Start of Input data

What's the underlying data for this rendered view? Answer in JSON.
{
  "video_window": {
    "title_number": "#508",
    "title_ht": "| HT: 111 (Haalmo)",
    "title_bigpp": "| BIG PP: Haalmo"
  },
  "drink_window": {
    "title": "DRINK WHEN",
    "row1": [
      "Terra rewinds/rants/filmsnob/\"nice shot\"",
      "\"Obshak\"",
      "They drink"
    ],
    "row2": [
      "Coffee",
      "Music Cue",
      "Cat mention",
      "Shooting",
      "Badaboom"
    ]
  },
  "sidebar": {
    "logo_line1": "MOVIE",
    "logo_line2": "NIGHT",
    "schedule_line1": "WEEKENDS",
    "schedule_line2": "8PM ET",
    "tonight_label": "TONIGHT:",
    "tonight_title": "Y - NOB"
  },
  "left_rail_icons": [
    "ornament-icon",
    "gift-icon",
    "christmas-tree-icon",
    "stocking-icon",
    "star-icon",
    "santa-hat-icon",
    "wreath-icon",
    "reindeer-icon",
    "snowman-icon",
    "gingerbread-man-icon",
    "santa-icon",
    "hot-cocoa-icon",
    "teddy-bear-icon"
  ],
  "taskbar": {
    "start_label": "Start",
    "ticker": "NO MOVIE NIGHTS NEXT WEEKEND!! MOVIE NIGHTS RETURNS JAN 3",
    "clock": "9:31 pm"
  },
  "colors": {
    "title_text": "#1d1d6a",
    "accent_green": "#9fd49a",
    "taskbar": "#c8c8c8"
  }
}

End of Input data
Start of Input data

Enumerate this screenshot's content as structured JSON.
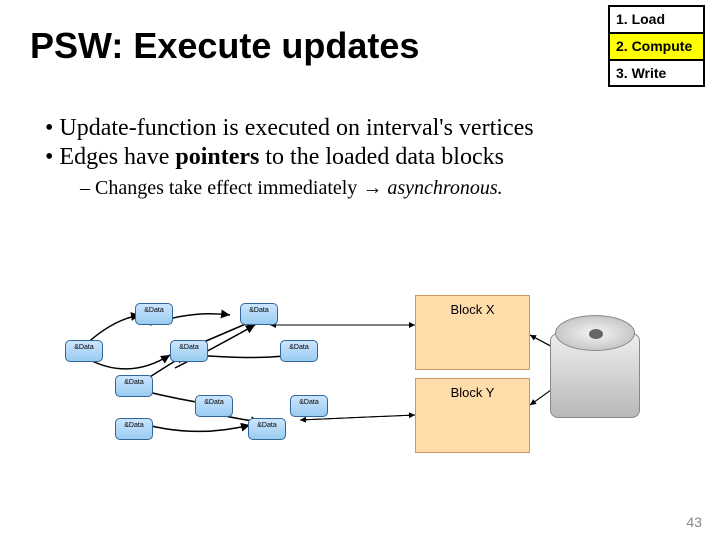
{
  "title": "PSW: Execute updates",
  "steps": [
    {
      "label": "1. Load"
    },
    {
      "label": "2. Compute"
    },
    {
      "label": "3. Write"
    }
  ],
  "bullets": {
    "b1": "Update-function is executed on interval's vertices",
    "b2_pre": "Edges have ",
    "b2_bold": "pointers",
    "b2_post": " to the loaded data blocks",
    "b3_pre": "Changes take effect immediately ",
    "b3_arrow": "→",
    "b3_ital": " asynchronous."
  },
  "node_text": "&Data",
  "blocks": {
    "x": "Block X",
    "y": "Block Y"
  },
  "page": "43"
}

End of Input data
Start of Input data

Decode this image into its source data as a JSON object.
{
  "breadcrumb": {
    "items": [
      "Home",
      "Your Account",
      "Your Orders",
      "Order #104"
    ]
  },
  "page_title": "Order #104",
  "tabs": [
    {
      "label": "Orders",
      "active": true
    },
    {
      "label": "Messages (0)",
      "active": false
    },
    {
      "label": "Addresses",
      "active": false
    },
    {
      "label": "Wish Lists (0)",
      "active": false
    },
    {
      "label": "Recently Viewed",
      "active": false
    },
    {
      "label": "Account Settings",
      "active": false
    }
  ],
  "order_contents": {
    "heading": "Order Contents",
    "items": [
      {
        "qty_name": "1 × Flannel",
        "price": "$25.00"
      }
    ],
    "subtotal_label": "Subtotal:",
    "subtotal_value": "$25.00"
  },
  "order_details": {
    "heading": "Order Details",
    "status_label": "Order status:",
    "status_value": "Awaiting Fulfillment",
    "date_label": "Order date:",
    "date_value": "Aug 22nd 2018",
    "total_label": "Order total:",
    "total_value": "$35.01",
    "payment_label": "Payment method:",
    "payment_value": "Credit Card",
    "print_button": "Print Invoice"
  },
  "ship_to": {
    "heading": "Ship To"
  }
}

End of Input data

Instructions for the task
Select the lines from the entries that include the word "Account".

Output
      "Your Account",
      "label": "Account Settings",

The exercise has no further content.